-- PROBLEM STATEMENT --
Reproduce the entire listing word for word.
# EXERCISE INPUT start
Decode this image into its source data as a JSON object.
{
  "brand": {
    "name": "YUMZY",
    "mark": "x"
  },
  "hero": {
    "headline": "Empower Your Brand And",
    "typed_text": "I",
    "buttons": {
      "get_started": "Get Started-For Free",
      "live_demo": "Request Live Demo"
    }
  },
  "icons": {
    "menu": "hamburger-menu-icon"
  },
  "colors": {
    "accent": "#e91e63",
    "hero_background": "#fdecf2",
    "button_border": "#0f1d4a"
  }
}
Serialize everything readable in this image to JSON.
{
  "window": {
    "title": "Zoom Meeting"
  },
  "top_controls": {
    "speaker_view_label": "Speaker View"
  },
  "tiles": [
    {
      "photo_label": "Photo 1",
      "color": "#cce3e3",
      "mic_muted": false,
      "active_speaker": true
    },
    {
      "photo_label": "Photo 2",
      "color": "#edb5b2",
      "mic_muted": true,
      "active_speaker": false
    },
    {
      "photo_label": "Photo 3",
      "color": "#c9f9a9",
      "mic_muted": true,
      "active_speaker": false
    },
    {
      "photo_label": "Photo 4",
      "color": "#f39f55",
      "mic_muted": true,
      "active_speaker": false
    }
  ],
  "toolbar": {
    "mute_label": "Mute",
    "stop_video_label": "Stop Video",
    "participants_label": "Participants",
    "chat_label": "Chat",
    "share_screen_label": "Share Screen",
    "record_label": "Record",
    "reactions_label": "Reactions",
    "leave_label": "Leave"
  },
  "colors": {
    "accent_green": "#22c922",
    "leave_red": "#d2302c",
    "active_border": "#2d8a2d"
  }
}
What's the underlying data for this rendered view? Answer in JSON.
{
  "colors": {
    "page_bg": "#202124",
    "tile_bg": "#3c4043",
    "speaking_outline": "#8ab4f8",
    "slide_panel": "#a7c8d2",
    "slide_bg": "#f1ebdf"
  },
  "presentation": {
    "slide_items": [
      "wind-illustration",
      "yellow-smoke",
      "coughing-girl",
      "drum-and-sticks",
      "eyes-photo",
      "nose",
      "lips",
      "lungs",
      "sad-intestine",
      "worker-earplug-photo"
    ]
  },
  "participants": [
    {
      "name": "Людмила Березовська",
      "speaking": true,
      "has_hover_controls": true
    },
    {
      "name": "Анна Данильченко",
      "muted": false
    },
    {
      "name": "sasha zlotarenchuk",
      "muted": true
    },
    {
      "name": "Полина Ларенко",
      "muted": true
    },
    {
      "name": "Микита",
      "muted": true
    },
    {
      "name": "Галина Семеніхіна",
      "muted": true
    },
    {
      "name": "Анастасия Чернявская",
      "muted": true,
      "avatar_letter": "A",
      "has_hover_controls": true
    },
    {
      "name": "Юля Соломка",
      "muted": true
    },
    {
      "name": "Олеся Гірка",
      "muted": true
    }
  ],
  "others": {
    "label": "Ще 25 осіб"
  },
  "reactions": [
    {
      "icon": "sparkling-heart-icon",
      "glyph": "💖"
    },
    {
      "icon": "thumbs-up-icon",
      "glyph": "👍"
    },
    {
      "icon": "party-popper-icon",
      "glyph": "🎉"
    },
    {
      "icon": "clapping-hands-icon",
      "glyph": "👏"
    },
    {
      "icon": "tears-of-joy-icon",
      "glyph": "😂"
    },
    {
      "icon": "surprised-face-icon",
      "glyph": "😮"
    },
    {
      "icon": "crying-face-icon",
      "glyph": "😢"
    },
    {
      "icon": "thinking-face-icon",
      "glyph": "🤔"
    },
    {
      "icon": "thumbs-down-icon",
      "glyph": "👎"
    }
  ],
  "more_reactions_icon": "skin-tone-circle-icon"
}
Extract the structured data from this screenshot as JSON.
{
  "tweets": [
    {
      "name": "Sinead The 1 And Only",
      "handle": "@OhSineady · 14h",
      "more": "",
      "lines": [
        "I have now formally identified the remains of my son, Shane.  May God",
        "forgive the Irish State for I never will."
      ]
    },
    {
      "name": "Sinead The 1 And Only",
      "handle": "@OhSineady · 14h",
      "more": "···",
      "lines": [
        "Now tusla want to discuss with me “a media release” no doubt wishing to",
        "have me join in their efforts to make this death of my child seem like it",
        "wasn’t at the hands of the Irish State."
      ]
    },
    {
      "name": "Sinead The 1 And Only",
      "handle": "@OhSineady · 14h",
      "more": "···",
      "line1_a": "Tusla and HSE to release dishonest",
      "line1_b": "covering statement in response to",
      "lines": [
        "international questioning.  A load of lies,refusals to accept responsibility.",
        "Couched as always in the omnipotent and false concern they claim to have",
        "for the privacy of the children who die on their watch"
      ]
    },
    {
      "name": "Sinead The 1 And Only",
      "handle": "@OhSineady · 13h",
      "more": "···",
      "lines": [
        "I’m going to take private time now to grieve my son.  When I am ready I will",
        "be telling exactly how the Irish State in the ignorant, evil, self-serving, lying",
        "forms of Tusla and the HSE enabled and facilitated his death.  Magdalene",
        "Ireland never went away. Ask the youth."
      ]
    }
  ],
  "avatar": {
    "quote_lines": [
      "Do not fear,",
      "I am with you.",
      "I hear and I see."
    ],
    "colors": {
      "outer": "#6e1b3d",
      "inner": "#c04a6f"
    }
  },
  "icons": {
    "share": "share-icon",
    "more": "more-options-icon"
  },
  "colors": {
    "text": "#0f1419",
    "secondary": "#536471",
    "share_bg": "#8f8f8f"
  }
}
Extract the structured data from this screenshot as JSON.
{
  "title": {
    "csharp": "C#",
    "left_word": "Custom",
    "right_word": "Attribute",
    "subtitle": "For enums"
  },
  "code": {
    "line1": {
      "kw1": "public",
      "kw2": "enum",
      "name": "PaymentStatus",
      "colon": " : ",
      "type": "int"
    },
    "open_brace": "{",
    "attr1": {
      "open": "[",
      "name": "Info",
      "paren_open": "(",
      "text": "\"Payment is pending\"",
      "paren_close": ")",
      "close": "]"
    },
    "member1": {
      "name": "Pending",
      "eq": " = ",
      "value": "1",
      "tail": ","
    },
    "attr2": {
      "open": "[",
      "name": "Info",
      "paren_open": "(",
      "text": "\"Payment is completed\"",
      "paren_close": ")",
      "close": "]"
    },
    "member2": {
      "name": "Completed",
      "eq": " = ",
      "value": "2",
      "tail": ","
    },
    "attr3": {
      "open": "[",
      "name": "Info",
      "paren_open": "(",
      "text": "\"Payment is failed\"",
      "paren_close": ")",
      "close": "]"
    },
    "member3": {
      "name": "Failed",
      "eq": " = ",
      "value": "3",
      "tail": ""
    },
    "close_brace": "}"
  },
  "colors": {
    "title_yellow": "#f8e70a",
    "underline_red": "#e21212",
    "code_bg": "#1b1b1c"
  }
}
# EXERCISE INPUT end
-- EXERCISE RESULT --
Decode this image into its source data as a JSON object.
{
  "brand": {
    "name": "YUMZY",
    "mark": "x"
  },
  "hero": {
    "headline": "Empower Your Brand And",
    "typed_text": "I",
    "buttons": {
      "get_started": "Get Started-For Free",
      "live_demo": "Request Live Demo"
    }
  },
  "icons": {
    "menu": "hamburger-menu-icon"
  },
  "colors": {
    "accent": "#e91e63",
    "hero_background": "#fdecf2",
    "button_border": "#0f1d4a"
  }
}
Serialize everything readable in this image to JSON.
{
  "window": {
    "title": "Zoom Meeting"
  },
  "top_controls": {
    "speaker_view_label": "Speaker View"
  },
  "tiles": [
    {
      "photo_label": "Photo 1",
      "color": "#cce3e3",
      "mic_muted": false,
      "active_speaker": true
    },
    {
      "photo_label": "Photo 2",
      "color": "#edb5b2",
      "mic_muted": true,
      "active_speaker": false
    },
    {
      "photo_label": "Photo 3",
      "color": "#c9f9a9",
      "mic_muted": true,
      "active_speaker": false
    },
    {
      "photo_label": "Photo 4",
      "color": "#f39f55",
      "mic_muted": true,
      "active_speaker": false
    }
  ],
  "toolbar": {
    "mute_label": "Mute",
    "stop_video_label": "Stop Video",
    "participants_label": "Participants",
    "chat_label": "Chat",
    "share_screen_label": "Share Screen",
    "record_label": "Record",
    "reactions_label": "Reactions",
    "leave_label": "Leave"
  },
  "colors": {
    "accent_green": "#22c922",
    "leave_red": "#d2302c",
    "active_border": "#2d8a2d"
  }
}
What's the underlying data for this rendered view? Answer in JSON.
{
  "colors": {
    "page_bg": "#202124",
    "tile_bg": "#3c4043",
    "speaking_outline": "#8ab4f8",
    "slide_panel": "#a7c8d2",
    "slide_bg": "#f1ebdf"
  },
  "presentation": {
    "slide_items": [
      "wind-illustration",
      "yellow-smoke",
      "coughing-girl",
      "drum-and-sticks",
      "eyes-photo",
      "nose",
      "lips",
      "lungs",
      "sad-intestine",
      "worker-earplug-photo"
    ]
  },
  "participants": [
    {
      "name": "Людмила Березовська",
      "speaking": true,
      "has_hover_controls": true
    },
    {
      "name": "Анна Данильченко",
      "muted": false
    },
    {
      "name": "sasha zlotarenchuk",
      "muted": true
    },
    {
      "name": "Полина Ларенко",
      "muted": true
    },
    {
      "name": "Микита",
      "muted": true
    },
    {
      "name": "Галина Семеніхіна",
      "muted": true
    },
    {
      "name": "Анастасия Чернявская",
      "muted": true,
      "avatar_letter": "A",
      "has_hover_controls": true
    },
    {
      "name": "Юля Соломка",
      "muted": true
    },
    {
      "name": "Олеся Гірка",
      "muted": true
    }
  ],
  "others": {
    "label": "Ще 25 осіб"
  },
  "reactions": [
    {
      "icon": "sparkling-heart-icon",
      "glyph": "💖"
    },
    {
      "icon": "thumbs-up-icon",
      "glyph": "👍"
    },
    {
      "icon": "party-popper-icon",
      "glyph": "🎉"
    },
    {
      "icon": "clapping-hands-icon",
      "glyph": "👏"
    },
    {
      "icon": "tears-of-joy-icon",
      "glyph": "😂"
    },
    {
      "icon": "surprised-face-icon",
      "glyph": "😮"
    },
    {
      "icon": "crying-face-icon",
      "glyph": "😢"
    },
    {
      "icon": "thinking-face-icon",
      "glyph": "🤔"
    },
    {
      "icon": "thumbs-down-icon",
      "glyph": "👎"
    }
  ],
  "more_reactions_icon": "skin-tone-circle-icon"
}
Extract the structured data from this screenshot as JSON.
{
  "tweets": [
    {
      "name": "Sinead The 1 And Only",
      "handle": "@OhSineady · 14h",
      "more": "",
      "lines": [
        "I have now formally identified the remains of my son, Shane.  May God",
        "forgive the Irish State for I never will."
      ]
    },
    {
      "name": "Sinead The 1 And Only",
      "handle": "@OhSineady · 14h",
      "more": "···",
      "lines": [
        "Now tusla want to discuss with me “a media release” no doubt wishing to",
        "have me join in their efforts to make this death of my child seem like it",
        "wasn’t at the hands of the Irish State."
      ]
    },
    {
      "name": "Sinead The 1 And Only",
      "handle": "@OhSineady · 14h",
      "more": "···",
      "line1_a": "Tusla and HSE to release dishonest",
      "line1_b": "covering statement in response to",
      "lines": [
        "international questioning.  A load of lies,refusals to accept responsibility.",
        "Couched as always in the omnipotent and false concern they claim to have",
        "for the privacy of the children who die on their watch"
      ]
    },
    {
      "name": "Sinead The 1 And Only",
      "handle": "@OhSineady · 13h",
      "more": "···",
      "lines": [
        "I’m going to take private time now to grieve my son.  When I am ready I will",
        "be telling exactly how the Irish State in the ignorant, evil, self-serving, lying",
        "forms of Tusla and the HSE enabled and facilitated his death.  Magdalene",
        "Ireland never went away. Ask the youth."
      ]
    }
  ],
  "avatar": {
    "quote_lines": [
      "Do not fear,",
      "I am with you.",
      "I hear and I see."
    ],
    "colors": {
      "outer": "#6e1b3d",
      "inner": "#c04a6f"
    }
  },
  "icons": {
    "share": "share-icon",
    "more": "more-options-icon"
  },
  "colors": {
    "text": "#0f1419",
    "secondary": "#536471",
    "share_bg": "#8f8f8f"
  }
}
Extract the structured data from this screenshot as JSON.
{
  "title": {
    "csharp": "C#",
    "left_word": "Custom",
    "right_word": "Attribute",
    "subtitle": "For enums"
  },
  "code": {
    "line1": {
      "kw1": "public",
      "kw2": "enum",
      "name": "PaymentStatus",
      "colon": " : ",
      "type": "int"
    },
    "open_brace": "{",
    "attr1": {
      "open": "[",
      "name": "Info",
      "paren_open": "(",
      "text": "\"Payment is pending\"",
      "paren_close": ")",
      "close": "]"
    },
    "member1": {
      "name": "Pending",
      "eq": " = ",
      "value": "1",
      "tail": ","
    },
    "attr2": {
      "open": "[",
      "name": "Info",
      "paren_open": "(",
      "text": "\"Payment is completed\"",
      "paren_close": ")",
      "close": "]"
    },
    "member2": {
      "name": "Completed",
      "eq": " = ",
      "value": "2",
      "tail": ","
    },
    "attr3": {
      "open": "[",
      "name": "Info",
      "paren_open": "(",
      "text": "\"Payment is failed\"",
      "paren_close": ")",
      "close": "]"
    },
    "member3": {
      "name": "Failed",
      "eq": " = ",
      "value": "3",
      "tail": ""
    },
    "close_brace": "}"
  },
  "colors": {
    "title_yellow": "#f8e70a",
    "underline_red": "#e21212",
    "code_bg": "#1b1b1c"
  }
}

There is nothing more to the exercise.